| Exercise task |
Look through the entries below and report how many lines hold the string "image". Only the number is wanted.

Figure dataset records
● ● ●

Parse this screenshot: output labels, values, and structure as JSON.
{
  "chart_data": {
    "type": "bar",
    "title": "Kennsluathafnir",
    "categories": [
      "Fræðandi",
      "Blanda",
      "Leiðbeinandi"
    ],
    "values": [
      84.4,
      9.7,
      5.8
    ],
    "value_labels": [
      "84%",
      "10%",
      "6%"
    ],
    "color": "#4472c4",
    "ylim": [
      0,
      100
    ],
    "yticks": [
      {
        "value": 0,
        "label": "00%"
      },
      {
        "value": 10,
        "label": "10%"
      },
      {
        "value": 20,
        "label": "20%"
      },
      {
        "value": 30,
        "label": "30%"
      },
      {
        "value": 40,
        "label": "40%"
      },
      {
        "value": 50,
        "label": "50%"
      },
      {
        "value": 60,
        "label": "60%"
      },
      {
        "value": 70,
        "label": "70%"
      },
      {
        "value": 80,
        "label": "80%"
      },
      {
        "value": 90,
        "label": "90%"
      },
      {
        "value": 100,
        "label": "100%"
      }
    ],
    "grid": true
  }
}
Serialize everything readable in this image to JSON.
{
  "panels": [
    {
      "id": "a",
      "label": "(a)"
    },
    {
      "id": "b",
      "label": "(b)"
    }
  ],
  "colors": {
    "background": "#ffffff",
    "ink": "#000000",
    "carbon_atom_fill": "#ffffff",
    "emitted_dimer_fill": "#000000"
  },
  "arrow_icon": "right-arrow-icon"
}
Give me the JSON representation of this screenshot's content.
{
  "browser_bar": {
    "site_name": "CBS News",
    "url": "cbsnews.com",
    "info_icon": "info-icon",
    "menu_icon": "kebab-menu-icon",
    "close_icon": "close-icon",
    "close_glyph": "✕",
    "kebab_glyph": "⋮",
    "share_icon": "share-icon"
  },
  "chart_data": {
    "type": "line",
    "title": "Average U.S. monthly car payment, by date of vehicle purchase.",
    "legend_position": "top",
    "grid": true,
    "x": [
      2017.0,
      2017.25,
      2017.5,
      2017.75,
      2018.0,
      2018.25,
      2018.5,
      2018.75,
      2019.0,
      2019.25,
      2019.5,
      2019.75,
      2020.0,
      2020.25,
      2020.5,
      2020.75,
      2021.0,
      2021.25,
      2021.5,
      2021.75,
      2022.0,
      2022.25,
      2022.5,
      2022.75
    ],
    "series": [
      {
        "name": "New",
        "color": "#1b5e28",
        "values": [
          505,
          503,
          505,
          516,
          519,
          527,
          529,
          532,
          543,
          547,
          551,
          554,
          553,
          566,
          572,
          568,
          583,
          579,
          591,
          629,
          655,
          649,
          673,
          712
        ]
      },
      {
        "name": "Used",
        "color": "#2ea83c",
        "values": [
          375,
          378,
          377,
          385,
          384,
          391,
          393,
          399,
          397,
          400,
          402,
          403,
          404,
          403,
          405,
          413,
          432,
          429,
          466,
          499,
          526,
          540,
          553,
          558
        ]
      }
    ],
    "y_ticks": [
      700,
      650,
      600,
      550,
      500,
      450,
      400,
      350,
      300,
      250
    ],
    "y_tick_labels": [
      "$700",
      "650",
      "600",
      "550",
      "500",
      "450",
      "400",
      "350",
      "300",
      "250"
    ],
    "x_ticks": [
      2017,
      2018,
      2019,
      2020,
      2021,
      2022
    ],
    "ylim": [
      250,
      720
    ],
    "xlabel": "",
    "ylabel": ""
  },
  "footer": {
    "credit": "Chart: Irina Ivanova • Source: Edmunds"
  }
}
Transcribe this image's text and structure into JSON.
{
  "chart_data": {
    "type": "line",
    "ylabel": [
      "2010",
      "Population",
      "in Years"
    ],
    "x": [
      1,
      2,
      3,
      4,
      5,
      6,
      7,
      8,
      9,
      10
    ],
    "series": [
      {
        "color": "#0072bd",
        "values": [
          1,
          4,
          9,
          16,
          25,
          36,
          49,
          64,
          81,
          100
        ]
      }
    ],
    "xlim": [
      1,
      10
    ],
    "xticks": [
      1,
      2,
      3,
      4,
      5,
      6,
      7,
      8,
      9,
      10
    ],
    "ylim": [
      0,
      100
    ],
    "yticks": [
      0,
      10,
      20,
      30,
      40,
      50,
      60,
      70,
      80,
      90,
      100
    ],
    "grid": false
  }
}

● ● ●

| Solution below |
2